Short exercise: Return all of the entries exactly as written.

--- --- ---

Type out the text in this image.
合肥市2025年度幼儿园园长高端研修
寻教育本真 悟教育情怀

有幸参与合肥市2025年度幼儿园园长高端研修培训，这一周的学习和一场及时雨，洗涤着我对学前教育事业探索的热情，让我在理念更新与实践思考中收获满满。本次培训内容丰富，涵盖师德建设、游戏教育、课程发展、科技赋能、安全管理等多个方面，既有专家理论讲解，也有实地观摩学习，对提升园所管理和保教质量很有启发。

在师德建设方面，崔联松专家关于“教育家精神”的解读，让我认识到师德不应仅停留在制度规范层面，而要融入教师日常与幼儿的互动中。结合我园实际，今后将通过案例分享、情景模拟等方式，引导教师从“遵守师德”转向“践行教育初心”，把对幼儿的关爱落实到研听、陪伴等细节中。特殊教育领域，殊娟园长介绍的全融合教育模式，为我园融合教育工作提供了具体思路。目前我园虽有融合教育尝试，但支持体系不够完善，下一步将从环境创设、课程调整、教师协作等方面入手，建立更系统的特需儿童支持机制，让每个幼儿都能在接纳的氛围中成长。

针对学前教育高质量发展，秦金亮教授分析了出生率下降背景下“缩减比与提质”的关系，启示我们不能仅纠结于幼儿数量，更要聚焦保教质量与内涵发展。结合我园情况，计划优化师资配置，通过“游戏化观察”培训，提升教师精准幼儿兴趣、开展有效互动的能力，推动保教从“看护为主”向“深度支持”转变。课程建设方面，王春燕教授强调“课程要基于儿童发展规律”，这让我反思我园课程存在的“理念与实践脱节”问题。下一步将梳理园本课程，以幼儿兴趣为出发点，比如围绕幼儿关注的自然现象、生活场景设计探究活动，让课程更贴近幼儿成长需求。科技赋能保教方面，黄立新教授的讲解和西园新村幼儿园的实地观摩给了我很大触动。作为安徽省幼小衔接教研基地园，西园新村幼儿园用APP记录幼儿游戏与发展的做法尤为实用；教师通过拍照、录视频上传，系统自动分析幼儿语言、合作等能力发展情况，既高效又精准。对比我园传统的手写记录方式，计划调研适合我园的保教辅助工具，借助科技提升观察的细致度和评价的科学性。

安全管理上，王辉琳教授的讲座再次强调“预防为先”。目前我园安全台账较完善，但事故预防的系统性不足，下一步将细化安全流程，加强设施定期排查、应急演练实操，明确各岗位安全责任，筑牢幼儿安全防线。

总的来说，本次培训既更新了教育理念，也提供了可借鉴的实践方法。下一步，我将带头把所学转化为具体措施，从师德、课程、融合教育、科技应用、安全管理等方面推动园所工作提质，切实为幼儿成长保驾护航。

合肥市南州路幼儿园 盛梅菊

--- --- ---

Task result:
Type out the text in this image.
合肥市2025年度幼儿园园长高端研修
寻教育本真 悟教育情怀

有幸参与合肥市2025年度幼儿园园长高端研修培训，这一周的学习和一场及时雨，洗涤着我对学前教育事业探索的热情，让我在理念更新与实践思考中收获满满。本次培训内容丰富，涵盖师德建设、游戏教育、课程发展、科技赋能、安全管理等多个方面，既有专家理论讲解，也有实地观摩学习，对提升园所管理和保教质量很有启发。

在师德建设方面，崔联松专家关于“教育家精神”的解读，让我认识到师德不应仅停留在制度规范层面，而要融入教师日常与幼儿的互动中。结合我园实际，今后将通过案例分享、情景模拟等方式，引导教师从“遵守师德”转向“践行教育初心”，把对幼儿的关爱落实到研听、陪伴等细节中。特殊教育领域，殊娟园长介绍的全融合教育模式，为我园融合教育工作提供了具体思路。目前我园虽有融合教育尝试，但支持体系不够完善，下一步将从环境创设、课程调整、教师协作等方面入手，建立更系统的特需儿童支持机制，让每个幼儿都能在接纳的氛围中成长。

针对学前教育高质量发展，秦金亮教授分析了出生率下降背景下“缩减比与提质”的关系，启示我们不能仅纠结于幼儿数量，更要聚焦保教质量与内涵发展。结合我园情况，计划优化师资配置，通过“游戏化观察”培训，提升教师精准幼儿兴趣、开展有效互动的能力，推动保教从“看护为主”向“深度支持”转变。课程建设方面，王春燕教授强调“课程要基于儿童发展规律”，这让我反思我园课程存在的“理念与实践脱节”问题。下一步将梳理园本课程，以幼儿兴趣为出发点，比如围绕幼儿关注的自然现象、生活场景设计探究活动，让课程更贴近幼儿成长需求。科技赋能保教方面，黄立新教授的讲解和西园新村幼儿园的实地观摩给了我很大触动。作为安徽省幼小衔接教研基地园，西园新村幼儿园用APP记录幼儿游戏与发展的做法尤为实用；教师通过拍照、录视频上传，系统自动分析幼儿语言、合作等能力发展情况，既高效又精准。对比我园传统的手写记录方式，计划调研适合我园的保教辅助工具，借助科技提升观察的细致度和评价的科学性。

安全管理上，王辉琳教授的讲座再次强调“预防为先”。目前我园安全台账较完善，但事故预防的系统性不足，下一步将细化安全流程，加强设施定期排查、应急演练实操，明确各岗位安全责任，筑牢幼儿安全防线。

总的来说，本次培训既更新了教育理念，也提供了可借鉴的实践方法。下一步，我将带头把所学转化为具体措施，从师德、课程、融合教育、科技应用、安全管理等方面推动园所工作提质，切实为幼儿成长保驾护航。

合肥市南州路幼儿园 盛梅菊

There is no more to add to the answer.